*AIM*: Extract each line of the data and write it out again exactly.

══ RECORD EXCERPTS ══

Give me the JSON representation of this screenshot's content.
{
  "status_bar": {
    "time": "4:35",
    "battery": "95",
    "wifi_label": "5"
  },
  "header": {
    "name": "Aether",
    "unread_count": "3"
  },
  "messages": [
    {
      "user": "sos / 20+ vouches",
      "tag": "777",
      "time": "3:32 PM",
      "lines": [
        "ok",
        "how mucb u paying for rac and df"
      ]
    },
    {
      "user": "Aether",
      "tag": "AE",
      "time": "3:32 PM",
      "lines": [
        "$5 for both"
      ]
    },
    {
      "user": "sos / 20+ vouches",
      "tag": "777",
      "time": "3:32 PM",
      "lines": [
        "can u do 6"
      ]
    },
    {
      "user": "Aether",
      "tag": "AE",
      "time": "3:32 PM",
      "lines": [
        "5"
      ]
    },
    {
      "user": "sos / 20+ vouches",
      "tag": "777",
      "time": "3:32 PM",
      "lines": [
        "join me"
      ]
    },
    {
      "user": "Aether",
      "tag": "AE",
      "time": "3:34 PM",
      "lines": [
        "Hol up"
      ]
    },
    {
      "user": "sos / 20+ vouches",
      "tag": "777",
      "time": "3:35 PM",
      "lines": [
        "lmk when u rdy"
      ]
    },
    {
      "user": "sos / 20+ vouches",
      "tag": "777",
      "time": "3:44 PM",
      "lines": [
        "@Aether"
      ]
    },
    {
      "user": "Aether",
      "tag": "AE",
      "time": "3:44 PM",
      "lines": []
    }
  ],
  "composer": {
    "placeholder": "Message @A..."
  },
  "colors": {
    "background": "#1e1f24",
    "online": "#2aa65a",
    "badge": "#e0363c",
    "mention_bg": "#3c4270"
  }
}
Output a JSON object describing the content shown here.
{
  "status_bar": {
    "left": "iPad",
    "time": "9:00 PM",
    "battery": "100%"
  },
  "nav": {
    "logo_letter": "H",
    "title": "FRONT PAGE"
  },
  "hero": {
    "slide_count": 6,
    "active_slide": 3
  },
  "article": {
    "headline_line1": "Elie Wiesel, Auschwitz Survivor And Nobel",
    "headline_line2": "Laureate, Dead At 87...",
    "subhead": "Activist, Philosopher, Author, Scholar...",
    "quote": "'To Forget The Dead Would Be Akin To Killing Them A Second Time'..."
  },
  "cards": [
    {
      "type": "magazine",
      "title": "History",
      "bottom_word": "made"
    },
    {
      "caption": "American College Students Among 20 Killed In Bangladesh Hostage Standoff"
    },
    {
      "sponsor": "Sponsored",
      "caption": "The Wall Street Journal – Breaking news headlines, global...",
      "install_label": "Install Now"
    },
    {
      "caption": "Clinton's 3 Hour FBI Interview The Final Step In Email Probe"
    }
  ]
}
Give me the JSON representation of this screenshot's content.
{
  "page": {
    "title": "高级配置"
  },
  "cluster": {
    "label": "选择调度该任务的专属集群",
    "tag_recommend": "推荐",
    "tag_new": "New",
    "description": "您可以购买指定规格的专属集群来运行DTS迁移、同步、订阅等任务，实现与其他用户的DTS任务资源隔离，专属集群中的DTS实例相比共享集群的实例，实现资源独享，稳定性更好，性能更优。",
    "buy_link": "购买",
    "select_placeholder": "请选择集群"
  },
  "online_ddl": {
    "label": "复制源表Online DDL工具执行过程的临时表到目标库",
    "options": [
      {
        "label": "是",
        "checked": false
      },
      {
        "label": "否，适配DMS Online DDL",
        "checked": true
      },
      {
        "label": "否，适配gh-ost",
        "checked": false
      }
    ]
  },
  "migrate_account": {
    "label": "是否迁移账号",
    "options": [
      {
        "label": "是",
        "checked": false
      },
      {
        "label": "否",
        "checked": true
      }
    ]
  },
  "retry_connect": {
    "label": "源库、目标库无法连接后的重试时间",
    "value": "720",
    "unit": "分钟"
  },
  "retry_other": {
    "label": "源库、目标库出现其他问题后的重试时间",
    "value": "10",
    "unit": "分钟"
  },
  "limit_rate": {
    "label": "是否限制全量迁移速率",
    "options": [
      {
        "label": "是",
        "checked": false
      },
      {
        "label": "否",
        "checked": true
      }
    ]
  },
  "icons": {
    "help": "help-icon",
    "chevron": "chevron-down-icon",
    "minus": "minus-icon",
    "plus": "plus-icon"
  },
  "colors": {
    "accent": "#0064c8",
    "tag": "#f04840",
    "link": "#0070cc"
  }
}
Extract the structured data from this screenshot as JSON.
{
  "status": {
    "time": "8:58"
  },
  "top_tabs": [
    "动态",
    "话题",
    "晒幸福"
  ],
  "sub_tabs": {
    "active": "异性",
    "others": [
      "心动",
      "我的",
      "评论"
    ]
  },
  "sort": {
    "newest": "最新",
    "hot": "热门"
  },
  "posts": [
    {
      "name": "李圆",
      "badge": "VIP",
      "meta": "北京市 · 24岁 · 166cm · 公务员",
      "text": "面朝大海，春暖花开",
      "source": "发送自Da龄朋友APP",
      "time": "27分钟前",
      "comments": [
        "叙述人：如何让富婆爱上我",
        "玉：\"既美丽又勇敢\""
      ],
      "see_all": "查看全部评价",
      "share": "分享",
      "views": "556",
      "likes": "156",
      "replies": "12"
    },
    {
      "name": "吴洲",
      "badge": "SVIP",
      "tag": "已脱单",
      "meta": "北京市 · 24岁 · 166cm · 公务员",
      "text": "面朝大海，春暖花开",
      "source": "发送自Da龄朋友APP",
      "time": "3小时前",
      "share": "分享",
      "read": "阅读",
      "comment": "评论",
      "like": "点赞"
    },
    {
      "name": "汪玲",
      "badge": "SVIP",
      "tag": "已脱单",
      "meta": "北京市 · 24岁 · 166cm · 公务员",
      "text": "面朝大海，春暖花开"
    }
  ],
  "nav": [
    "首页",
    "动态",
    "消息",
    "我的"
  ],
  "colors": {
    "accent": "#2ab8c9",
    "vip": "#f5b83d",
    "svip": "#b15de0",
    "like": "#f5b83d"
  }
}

═══

*PROBLEM SOLUTION*:
Give me the JSON representation of this screenshot's content.
{
  "status_bar": {
    "time": "4:35",
    "battery": "95",
    "wifi_label": "5"
  },
  "header": {
    "name": "Aether",
    "unread_count": "3"
  },
  "messages": [
    {
      "user": "sos / 20+ vouches",
      "tag": "777",
      "time": "3:32 PM",
      "lines": [
        "ok",
        "how mucb u paying for rac and df"
      ]
    },
    {
      "user": "Aether",
      "tag": "AE",
      "time": "3:32 PM",
      "lines": [
        "$5 for both"
      ]
    },
    {
      "user": "sos / 20+ vouches",
      "tag": "777",
      "time": "3:32 PM",
      "lines": [
        "can u do 6"
      ]
    },
    {
      "user": "Aether",
      "tag": "AE",
      "time": "3:32 PM",
      "lines": [
        "5"
      ]
    },
    {
      "user": "sos / 20+ vouches",
      "tag": "777",
      "time": "3:32 PM",
      "lines": [
        "join me"
      ]
    },
    {
      "user": "Aether",
      "tag": "AE",
      "time": "3:34 PM",
      "lines": [
        "Hol up"
      ]
    },
    {
      "user": "sos / 20+ vouches",
      "tag": "777",
      "time": "3:35 PM",
      "lines": [
        "lmk when u rdy"
      ]
    },
    {
      "user": "sos / 20+ vouches",
      "tag": "777",
      "time": "3:44 PM",
      "lines": [
        "@Aether"
      ]
    },
    {
      "user": "Aether",
      "tag": "AE",
      "time": "3:44 PM",
      "lines": []
    }
  ],
  "composer": {
    "placeholder": "Message @A..."
  },
  "colors": {
    "background": "#1e1f24",
    "online": "#2aa65a",
    "badge": "#e0363c",
    "mention_bg": "#3c4270"
  }
}
Output a JSON object describing the content shown here.
{
  "status_bar": {
    "left": "iPad",
    "time": "9:00 PM",
    "battery": "100%"
  },
  "nav": {
    "logo_letter": "H",
    "title": "FRONT PAGE"
  },
  "hero": {
    "slide_count": 6,
    "active_slide": 3
  },
  "article": {
    "headline_line1": "Elie Wiesel, Auschwitz Survivor And Nobel",
    "headline_line2": "Laureate, Dead At 87...",
    "subhead": "Activist, Philosopher, Author, Scholar...",
    "quote": "'To Forget The Dead Would Be Akin To Killing Them A Second Time'..."
  },
  "cards": [
    {
      "type": "magazine",
      "title": "History",
      "bottom_word": "made"
    },
    {
      "caption": "American College Students Among 20 Killed In Bangladesh Hostage Standoff"
    },
    {
      "sponsor": "Sponsored",
      "caption": "The Wall Street Journal – Breaking news headlines, global...",
      "install_label": "Install Now"
    },
    {
      "caption": "Clinton's 3 Hour FBI Interview The Final Step In Email Probe"
    }
  ]
}
Give me the JSON representation of this screenshot's content.
{
  "page": {
    "title": "高级配置"
  },
  "cluster": {
    "label": "选择调度该任务的专属集群",
    "tag_recommend": "推荐",
    "tag_new": "New",
    "description": "您可以购买指定规格的专属集群来运行DTS迁移、同步、订阅等任务，实现与其他用户的DTS任务资源隔离，专属集群中的DTS实例相比共享集群的实例，实现资源独享，稳定性更好，性能更优。",
    "buy_link": "购买",
    "select_placeholder": "请选择集群"
  },
  "online_ddl": {
    "label": "复制源表Online DDL工具执行过程的临时表到目标库",
    "options": [
      {
        "label": "是",
        "checked": false
      },
      {
        "label": "否，适配DMS Online DDL",
        "checked": true
      },
      {
        "label": "否，适配gh-ost",
        "checked": false
      }
    ]
  },
  "migrate_account": {
    "label": "是否迁移账号",
    "options": [
      {
        "label": "是",
        "checked": false
      },
      {
        "label": "否",
        "checked": true
      }
    ]
  },
  "retry_connect": {
    "label": "源库、目标库无法连接后的重试时间",
    "value": "720",
    "unit": "分钟"
  },
  "retry_other": {
    "label": "源库、目标库出现其他问题后的重试时间",
    "value": "10",
    "unit": "分钟"
  },
  "limit_rate": {
    "label": "是否限制全量迁移速率",
    "options": [
      {
        "label": "是",
        "checked": false
      },
      {
        "label": "否",
        "checked": true
      }
    ]
  },
  "icons": {
    "help": "help-icon",
    "chevron": "chevron-down-icon",
    "minus": "minus-icon",
    "plus": "plus-icon"
  },
  "colors": {
    "accent": "#0064c8",
    "tag": "#f04840",
    "link": "#0070cc"
  }
}
Extract the structured data from this screenshot as JSON.
{
  "status": {
    "time": "8:58"
  },
  "top_tabs": [
    "动态",
    "话题",
    "晒幸福"
  ],
  "sub_tabs": {
    "active": "异性",
    "others": [
      "心动",
      "我的",
      "评论"
    ]
  },
  "sort": {
    "newest": "最新",
    "hot": "热门"
  },
  "posts": [
    {
      "name": "李圆",
      "badge": "VIP",
      "meta": "北京市 · 24岁 · 166cm · 公务员",
      "text": "面朝大海，春暖花开",
      "source": "发送自Da龄朋友APP",
      "time": "27分钟前",
      "comments": [
        "叙述人：如何让富婆爱上我",
        "玉：\"既美丽又勇敢\""
      ],
      "see_all": "查看全部评价",
      "share": "分享",
      "views": "556",
      "likes": "156",
      "replies": "12"
    },
    {
      "name": "吴洲",
      "badge": "SVIP",
      "tag": "已脱单",
      "meta": "北京市 · 24岁 · 166cm · 公务员",
      "text": "面朝大海，春暖花开",
      "source": "发送自Da龄朋友APP",
      "time": "3小时前",
      "share": "分享",
      "read": "阅读",
      "comment": "评论",
      "like": "点赞"
    },
    {
      "name": "汪玲",
      "badge": "SVIP",
      "tag": "已脱单",
      "meta": "北京市 · 24岁 · 166cm · 公务员",
      "text": "面朝大海，春暖花开"
    }
  ],
  "nav": [
    "首页",
    "动态",
    "消息",
    "我的"
  ],
  "colors": {
    "accent": "#2ab8c9",
    "vip": "#f5b83d",
    "svip": "#b15de0",
    "like": "#f5b83d"
  }
}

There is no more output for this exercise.